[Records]
***

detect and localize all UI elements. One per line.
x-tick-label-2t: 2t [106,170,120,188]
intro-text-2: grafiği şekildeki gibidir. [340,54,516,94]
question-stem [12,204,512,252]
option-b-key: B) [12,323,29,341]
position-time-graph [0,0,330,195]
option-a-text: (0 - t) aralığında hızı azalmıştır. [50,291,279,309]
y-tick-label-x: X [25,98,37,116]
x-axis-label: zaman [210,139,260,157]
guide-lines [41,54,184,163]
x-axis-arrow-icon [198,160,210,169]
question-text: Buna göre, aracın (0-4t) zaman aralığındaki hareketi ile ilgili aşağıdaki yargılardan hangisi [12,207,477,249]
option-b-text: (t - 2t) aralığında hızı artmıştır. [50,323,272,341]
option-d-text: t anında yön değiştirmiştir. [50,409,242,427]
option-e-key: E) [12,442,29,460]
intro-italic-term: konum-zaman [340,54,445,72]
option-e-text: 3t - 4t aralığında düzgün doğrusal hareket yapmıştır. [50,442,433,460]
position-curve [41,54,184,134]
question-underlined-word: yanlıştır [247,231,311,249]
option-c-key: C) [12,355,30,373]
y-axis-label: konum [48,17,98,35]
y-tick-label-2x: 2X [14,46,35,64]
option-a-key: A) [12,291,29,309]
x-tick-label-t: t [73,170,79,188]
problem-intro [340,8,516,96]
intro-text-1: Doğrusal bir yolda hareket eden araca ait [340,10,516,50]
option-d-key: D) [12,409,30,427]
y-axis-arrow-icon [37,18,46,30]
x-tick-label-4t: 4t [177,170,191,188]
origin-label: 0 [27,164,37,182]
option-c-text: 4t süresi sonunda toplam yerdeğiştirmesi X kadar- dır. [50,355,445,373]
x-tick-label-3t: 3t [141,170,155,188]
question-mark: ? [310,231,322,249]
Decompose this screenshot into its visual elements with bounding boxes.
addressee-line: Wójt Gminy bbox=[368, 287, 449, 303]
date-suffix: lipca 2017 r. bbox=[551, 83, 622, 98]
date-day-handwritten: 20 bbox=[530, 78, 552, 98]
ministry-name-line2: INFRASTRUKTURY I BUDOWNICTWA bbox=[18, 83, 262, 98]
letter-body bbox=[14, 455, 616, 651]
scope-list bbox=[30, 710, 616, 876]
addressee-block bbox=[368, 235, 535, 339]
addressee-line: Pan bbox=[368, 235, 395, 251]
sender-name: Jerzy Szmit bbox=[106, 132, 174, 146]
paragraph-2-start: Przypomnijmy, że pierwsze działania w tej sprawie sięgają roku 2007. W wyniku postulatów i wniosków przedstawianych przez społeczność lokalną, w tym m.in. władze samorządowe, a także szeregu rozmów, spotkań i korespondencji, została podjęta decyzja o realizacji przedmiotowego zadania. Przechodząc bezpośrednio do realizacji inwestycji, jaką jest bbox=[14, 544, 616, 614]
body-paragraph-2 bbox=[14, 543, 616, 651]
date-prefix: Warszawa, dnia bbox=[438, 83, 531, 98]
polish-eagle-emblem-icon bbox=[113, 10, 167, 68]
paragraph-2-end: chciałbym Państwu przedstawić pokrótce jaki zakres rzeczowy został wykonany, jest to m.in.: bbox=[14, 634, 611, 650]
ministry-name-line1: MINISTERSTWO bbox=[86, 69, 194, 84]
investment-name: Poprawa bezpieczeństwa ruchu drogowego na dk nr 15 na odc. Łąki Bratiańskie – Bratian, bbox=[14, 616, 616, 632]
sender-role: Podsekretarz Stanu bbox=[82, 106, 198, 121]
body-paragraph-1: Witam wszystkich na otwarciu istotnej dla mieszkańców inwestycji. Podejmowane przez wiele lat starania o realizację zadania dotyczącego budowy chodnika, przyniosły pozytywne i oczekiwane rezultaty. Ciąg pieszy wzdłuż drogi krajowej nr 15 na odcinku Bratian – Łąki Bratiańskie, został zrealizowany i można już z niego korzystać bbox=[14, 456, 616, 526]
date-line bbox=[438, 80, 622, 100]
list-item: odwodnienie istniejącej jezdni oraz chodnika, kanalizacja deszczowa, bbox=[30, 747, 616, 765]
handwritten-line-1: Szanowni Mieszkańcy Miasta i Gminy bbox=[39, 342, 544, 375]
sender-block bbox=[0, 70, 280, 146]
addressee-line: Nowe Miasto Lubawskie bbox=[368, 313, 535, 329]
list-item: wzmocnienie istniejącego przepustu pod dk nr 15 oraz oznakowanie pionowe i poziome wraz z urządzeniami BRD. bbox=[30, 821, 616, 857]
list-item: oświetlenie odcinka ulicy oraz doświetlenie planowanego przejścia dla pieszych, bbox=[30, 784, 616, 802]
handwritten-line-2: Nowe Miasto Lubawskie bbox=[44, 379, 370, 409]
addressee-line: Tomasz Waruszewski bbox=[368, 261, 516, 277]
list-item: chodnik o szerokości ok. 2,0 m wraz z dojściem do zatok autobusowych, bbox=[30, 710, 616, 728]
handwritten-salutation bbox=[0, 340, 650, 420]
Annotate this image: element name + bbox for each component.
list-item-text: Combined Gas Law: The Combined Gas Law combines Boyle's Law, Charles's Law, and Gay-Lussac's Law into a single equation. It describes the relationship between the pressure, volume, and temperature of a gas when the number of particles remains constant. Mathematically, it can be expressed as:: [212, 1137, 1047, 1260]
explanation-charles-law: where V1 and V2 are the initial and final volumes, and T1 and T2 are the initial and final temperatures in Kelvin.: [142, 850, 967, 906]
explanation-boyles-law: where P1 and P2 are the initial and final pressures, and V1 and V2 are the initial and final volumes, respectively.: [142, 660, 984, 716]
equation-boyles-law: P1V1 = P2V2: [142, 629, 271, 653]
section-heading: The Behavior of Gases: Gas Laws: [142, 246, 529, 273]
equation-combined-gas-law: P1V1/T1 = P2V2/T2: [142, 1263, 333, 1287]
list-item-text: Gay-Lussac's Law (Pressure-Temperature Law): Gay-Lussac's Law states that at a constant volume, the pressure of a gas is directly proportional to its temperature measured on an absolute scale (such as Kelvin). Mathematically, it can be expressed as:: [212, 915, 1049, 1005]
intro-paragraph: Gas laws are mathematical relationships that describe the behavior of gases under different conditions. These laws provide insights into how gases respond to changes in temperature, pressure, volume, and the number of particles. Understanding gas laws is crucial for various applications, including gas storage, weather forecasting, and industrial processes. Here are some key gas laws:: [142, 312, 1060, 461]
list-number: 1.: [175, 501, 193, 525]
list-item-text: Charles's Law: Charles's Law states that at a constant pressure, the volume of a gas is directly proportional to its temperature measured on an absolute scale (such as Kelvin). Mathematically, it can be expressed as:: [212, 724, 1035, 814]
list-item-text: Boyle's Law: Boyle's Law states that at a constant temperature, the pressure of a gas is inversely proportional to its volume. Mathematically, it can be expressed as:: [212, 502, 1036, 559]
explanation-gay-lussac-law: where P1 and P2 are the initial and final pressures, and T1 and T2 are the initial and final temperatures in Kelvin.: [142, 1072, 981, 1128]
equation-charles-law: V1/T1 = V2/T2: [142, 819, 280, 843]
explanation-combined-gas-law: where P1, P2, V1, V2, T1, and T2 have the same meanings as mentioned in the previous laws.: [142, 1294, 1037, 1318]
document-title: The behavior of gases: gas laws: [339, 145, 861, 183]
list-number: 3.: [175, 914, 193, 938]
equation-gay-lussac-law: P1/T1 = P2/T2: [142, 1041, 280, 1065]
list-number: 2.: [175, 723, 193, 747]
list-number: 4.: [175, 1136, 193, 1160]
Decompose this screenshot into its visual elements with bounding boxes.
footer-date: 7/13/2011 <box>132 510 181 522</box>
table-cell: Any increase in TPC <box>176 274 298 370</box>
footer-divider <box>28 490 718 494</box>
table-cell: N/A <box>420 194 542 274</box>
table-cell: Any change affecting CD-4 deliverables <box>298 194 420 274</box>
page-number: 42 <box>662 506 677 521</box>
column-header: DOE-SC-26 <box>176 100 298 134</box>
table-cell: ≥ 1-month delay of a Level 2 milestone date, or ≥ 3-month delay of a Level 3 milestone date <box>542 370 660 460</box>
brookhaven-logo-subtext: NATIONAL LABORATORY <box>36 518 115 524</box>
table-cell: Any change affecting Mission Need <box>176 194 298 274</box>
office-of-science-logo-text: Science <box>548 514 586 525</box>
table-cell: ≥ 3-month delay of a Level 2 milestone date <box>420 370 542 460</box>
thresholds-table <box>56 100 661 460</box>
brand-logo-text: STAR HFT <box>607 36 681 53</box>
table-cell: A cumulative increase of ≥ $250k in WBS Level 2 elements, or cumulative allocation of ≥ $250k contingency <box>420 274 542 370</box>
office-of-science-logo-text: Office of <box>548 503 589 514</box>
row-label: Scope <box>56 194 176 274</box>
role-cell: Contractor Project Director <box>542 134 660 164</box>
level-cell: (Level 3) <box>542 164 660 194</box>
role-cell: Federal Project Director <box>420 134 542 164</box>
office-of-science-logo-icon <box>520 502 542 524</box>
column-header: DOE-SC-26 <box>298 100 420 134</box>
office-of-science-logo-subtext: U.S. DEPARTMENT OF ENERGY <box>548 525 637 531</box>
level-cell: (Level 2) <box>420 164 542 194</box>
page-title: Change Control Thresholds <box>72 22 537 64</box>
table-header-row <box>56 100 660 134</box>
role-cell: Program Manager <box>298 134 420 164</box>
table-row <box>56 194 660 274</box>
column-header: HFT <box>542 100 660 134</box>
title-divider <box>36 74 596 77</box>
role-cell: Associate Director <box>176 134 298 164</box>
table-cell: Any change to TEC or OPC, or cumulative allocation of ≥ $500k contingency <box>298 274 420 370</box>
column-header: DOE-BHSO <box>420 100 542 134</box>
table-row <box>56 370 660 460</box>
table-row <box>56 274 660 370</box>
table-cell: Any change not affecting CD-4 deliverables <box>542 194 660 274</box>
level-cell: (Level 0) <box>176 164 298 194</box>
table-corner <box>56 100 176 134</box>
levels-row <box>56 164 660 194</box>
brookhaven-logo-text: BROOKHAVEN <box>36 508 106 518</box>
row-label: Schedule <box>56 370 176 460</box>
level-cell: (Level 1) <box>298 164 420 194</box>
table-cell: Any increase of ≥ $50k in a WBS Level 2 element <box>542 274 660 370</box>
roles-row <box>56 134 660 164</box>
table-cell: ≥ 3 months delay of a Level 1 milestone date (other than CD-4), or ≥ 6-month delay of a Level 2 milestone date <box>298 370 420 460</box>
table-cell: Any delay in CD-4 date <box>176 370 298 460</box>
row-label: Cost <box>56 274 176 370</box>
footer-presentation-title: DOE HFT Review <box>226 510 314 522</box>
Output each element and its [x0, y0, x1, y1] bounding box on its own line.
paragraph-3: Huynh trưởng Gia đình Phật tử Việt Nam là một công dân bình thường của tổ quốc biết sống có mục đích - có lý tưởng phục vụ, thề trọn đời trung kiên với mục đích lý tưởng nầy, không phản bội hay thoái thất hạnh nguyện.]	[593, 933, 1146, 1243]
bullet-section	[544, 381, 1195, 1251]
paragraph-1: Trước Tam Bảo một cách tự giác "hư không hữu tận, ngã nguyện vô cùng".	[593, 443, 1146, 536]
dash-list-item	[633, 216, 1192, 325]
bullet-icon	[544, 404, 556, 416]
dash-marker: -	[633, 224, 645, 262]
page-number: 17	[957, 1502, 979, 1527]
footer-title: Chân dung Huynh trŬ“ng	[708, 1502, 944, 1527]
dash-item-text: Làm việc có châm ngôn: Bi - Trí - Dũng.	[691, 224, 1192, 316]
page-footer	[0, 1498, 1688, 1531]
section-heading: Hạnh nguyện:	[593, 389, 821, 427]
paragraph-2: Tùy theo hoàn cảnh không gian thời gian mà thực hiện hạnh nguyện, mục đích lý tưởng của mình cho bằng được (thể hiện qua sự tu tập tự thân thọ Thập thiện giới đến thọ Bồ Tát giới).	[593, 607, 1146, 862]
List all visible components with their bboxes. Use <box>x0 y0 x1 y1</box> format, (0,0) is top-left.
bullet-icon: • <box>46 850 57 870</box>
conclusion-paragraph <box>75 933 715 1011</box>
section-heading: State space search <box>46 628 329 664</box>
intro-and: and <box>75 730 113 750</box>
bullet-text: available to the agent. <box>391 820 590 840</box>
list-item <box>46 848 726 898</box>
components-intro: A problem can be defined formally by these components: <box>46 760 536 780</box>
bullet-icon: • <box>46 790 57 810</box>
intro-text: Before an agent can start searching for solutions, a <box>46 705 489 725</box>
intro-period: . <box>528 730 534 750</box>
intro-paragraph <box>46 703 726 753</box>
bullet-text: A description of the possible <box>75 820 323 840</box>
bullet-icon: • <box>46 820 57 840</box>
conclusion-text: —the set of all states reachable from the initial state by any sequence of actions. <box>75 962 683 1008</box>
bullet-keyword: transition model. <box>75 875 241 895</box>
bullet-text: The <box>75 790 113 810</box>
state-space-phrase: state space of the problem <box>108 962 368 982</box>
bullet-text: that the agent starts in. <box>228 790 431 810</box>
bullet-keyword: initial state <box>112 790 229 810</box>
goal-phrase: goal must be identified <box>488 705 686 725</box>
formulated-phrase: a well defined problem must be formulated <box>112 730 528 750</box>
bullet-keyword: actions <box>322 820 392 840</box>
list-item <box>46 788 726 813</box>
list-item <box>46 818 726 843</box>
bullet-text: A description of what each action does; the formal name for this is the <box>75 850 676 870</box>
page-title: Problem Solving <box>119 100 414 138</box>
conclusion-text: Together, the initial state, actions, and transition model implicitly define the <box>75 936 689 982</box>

***

## What you should do
Write out the rows without any changes, starting with the first one and stopping after the line that contains "origin-label: 0 [27,164,37,182]".

## Correct response
detect and localize all UI elements. One per line.
x-tick-label-2t: 2t [106,170,120,188]
intro-text-2: grafiği şekildeki gibidir. [340,54,516,94]
question-stem [12,204,512,252]
option-b-key: B) [12,323,29,341]
position-time-graph [0,0,330,195]
option-a-text: (0 - t) aralığında hızı azalmıştır. [50,291,279,309]
y-tick-label-x: X [25,98,37,116]
x-axis-label: zaman [210,139,260,157]
guide-lines [41,54,184,163]
x-axis-arrow-icon [198,160,210,169]
question-text: Buna göre, aracın (0-4t) zaman aralığındaki hareketi ile ilgili aşağıdaki yargılardan hangisi [12,207,477,249]
option-b-text: (t - 2t) aralığında hızı artmıştır. [50,323,272,341]
option-d-text: t anında yön değiştirmiştir. [50,409,242,427]
option-e-key: E) [12,442,29,460]
intro-italic-term: konum-zaman [340,54,445,72]
option-e-text: 3t - 4t aralığında düzgün doğrusal hareket yapmıştır. [50,442,433,460]
position-curve [41,54,184,134]
question-underlined-word: yanlıştır [247,231,311,249]
option-c-key: C) [12,355,30,373]
y-axis-label: konum [48,17,98,35]
y-tick-label-2x: 2X [14,46,35,64]
option-a-key: A) [12,291,29,309]
x-tick-label-t: t [73,170,79,188]
problem-intro [340,8,516,96]
intro-text-1: Doğrusal bir yolda hareket eden araca ait [340,10,516,50]
option-d-key: D) [12,409,30,427]
y-axis-arrow-icon [37,18,46,30]
x-tick-label-4t: 4t [177,170,191,188]
origin-label: 0 [27,164,37,182]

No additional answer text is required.